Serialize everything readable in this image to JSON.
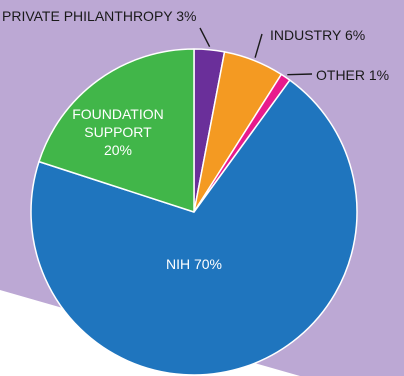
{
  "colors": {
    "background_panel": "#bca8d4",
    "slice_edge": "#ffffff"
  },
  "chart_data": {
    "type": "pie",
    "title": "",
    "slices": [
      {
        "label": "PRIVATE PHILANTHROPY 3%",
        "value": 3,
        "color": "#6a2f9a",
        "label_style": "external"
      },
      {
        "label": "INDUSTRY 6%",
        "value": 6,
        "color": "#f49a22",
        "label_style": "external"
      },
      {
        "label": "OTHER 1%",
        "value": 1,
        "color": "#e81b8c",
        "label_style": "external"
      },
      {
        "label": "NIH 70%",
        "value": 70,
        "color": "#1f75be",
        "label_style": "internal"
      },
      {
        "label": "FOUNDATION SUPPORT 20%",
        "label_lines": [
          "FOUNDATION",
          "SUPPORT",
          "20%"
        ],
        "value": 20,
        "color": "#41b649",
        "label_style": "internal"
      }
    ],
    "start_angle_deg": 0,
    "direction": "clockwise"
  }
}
+++
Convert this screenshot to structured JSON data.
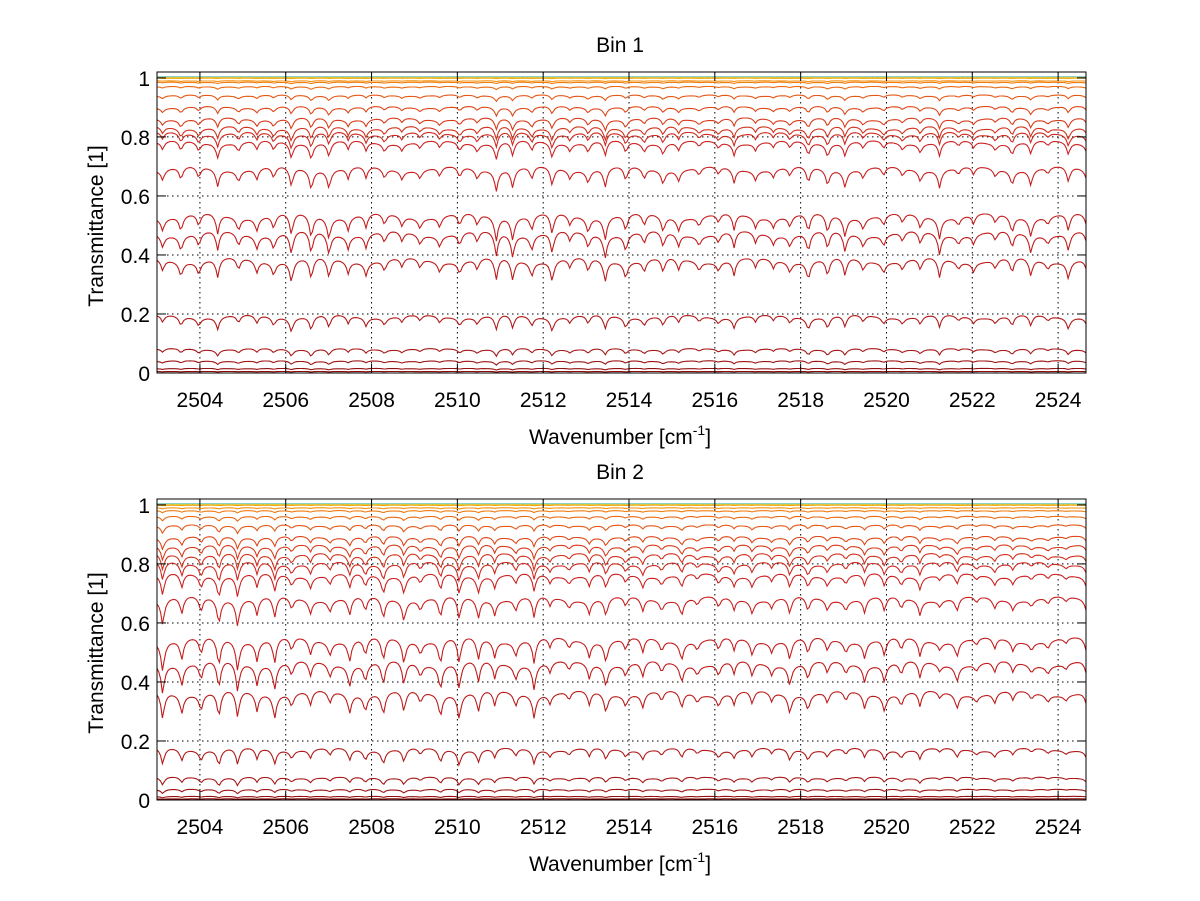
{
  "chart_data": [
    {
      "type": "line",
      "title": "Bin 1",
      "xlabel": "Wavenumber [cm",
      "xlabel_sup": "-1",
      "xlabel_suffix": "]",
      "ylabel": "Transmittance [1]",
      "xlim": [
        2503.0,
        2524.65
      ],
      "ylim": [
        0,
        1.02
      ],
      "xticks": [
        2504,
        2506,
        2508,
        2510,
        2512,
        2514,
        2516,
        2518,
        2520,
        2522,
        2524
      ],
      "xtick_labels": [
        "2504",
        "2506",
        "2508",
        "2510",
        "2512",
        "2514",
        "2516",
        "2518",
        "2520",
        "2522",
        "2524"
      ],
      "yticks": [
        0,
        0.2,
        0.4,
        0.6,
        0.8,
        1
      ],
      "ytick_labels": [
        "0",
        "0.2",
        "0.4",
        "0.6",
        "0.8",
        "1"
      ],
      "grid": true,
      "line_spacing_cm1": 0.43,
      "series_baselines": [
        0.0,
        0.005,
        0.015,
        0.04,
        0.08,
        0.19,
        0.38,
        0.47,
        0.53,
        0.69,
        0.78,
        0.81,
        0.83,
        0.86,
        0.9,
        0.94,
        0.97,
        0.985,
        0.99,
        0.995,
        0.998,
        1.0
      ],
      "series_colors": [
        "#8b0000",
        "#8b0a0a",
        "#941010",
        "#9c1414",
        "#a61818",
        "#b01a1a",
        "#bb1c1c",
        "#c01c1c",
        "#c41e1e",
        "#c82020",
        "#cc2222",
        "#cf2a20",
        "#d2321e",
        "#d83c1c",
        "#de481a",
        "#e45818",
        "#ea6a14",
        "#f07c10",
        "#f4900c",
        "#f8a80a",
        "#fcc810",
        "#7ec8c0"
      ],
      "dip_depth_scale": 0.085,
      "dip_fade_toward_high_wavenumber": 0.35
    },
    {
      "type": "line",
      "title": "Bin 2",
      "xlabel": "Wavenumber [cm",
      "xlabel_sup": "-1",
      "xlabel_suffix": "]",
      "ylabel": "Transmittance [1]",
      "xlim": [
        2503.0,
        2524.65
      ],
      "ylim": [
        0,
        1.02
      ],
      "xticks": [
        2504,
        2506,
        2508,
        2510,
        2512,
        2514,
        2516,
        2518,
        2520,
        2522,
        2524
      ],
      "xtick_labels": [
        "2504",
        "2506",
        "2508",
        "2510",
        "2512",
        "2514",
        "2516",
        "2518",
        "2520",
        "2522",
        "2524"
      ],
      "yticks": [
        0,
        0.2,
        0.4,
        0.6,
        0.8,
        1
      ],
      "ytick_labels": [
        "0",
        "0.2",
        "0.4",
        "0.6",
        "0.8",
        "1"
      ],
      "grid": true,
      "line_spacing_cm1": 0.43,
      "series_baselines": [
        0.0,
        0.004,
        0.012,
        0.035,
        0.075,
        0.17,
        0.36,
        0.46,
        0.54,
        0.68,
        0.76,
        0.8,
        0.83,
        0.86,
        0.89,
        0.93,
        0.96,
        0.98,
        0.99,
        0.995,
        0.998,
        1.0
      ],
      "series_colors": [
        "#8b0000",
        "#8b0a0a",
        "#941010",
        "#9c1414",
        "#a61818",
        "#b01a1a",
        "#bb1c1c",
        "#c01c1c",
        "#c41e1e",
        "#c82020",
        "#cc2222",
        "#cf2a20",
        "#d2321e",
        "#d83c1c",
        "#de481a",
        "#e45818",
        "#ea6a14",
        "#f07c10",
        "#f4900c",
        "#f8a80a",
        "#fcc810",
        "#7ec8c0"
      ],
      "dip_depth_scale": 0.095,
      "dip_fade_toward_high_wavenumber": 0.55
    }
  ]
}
+++
- [Instruction]
Among these entries, how many lines include the string "JSON"? Reply with the number by itself.

- [Written solution]
2